| WHAT IS REQUIRED |
Without the pictures, can you quote each line below exactly?

| PROVIDED RECORDS |
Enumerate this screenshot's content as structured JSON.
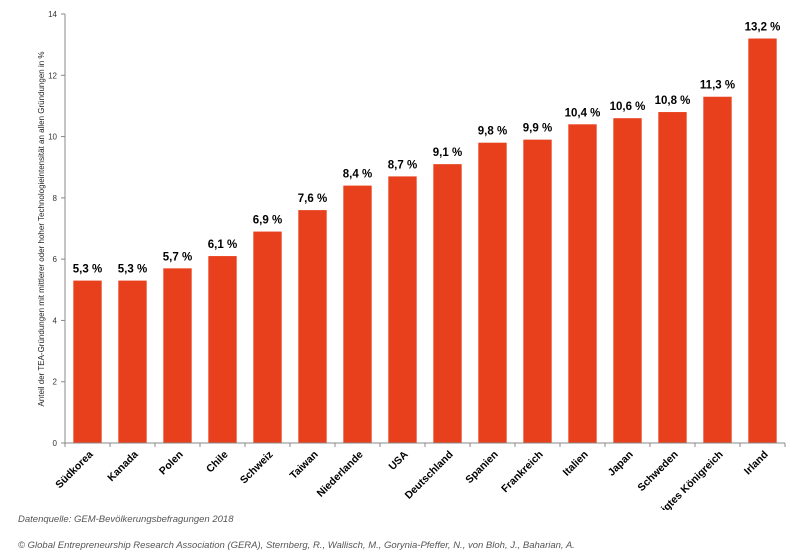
{
  "chart_data": {
    "type": "bar",
    "categories": [
      "Südkorea",
      "Kanada",
      "Polen",
      "Chile",
      "Schweiz",
      "Taiwan",
      "Niederlande",
      "USA",
      "Deutschland",
      "Spanien",
      "Frankreich",
      "Italien",
      "Japan",
      "Schweden",
      "Vereinigtes Königreich",
      "Irland"
    ],
    "values": [
      5.3,
      5.3,
      5.7,
      6.1,
      6.9,
      7.6,
      8.4,
      8.7,
      9.1,
      9.8,
      9.9,
      10.4,
      10.6,
      10.8,
      11.3,
      13.2
    ],
    "data_labels": [
      "5,3 %",
      "5,3 %",
      "5,7 %",
      "6,1 %",
      "6,9 %",
      "7,6 %",
      "8,4 %",
      "8,7 %",
      "9,1 %",
      "9,8 %",
      "9,9 %",
      "10,4 %",
      "10,6 %",
      "10,8 %",
      "11,3 %",
      "13,2 %"
    ],
    "ylabel": "Anteil der TEA-Gründungen  mit mittlerer oder hoher Technologieintensität an allen Gründungen in %",
    "ylim": [
      0,
      14
    ],
    "yticks": [
      "0",
      "2",
      "4",
      "6",
      "8",
      "10",
      "12",
      "14"
    ],
    "bar_color": "#e8401c",
    "grid": false,
    "legend": "none"
  },
  "footer": {
    "source": "Datenquelle: GEM-Bevölkerungsbefragungen  2018",
    "copyright": "© Global  Entrepreneurship  Research Association  (GERA), Sternberg, R., Wallisch,  M., Gorynia-Pfeffer,  N., von Bloh, J., Baharian, A."
  }
}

| EXERCISE OUTPUT |
Enumerate this screenshot's content as structured JSON.
{
  "chart_data": {
    "type": "bar",
    "categories": [
      "Südkorea",
      "Kanada",
      "Polen",
      "Chile",
      "Schweiz",
      "Taiwan",
      "Niederlande",
      "USA",
      "Deutschland",
      "Spanien",
      "Frankreich",
      "Italien",
      "Japan",
      "Schweden",
      "Vereinigtes Königreich",
      "Irland"
    ],
    "values": [
      5.3,
      5.3,
      5.7,
      6.1,
      6.9,
      7.6,
      8.4,
      8.7,
      9.1,
      9.8,
      9.9,
      10.4,
      10.6,
      10.8,
      11.3,
      13.2
    ],
    "data_labels": [
      "5,3 %",
      "5,3 %",
      "5,7 %",
      "6,1 %",
      "6,9 %",
      "7,6 %",
      "8,4 %",
      "8,7 %",
      "9,1 %",
      "9,8 %",
      "9,9 %",
      "10,4 %",
      "10,6 %",
      "10,8 %",
      "11,3 %",
      "13,2 %"
    ],
    "ylabel": "Anteil der TEA-Gründungen  mit mittlerer oder hoher Technologieintensität an allen Gründungen in %",
    "ylim": [
      0,
      14
    ],
    "yticks": [
      "0",
      "2",
      "4",
      "6",
      "8",
      "10",
      "12",
      "14"
    ],
    "bar_color": "#e8401c",
    "grid": false,
    "legend": "none"
  },
  "footer": {
    "source": "Datenquelle: GEM-Bevölkerungsbefragungen  2018",
    "copyright": "© Global  Entrepreneurship  Research Association  (GERA), Sternberg, R., Wallisch,  M., Gorynia-Pfeffer,  N., von Bloh, J., Baharian, A."
  }
}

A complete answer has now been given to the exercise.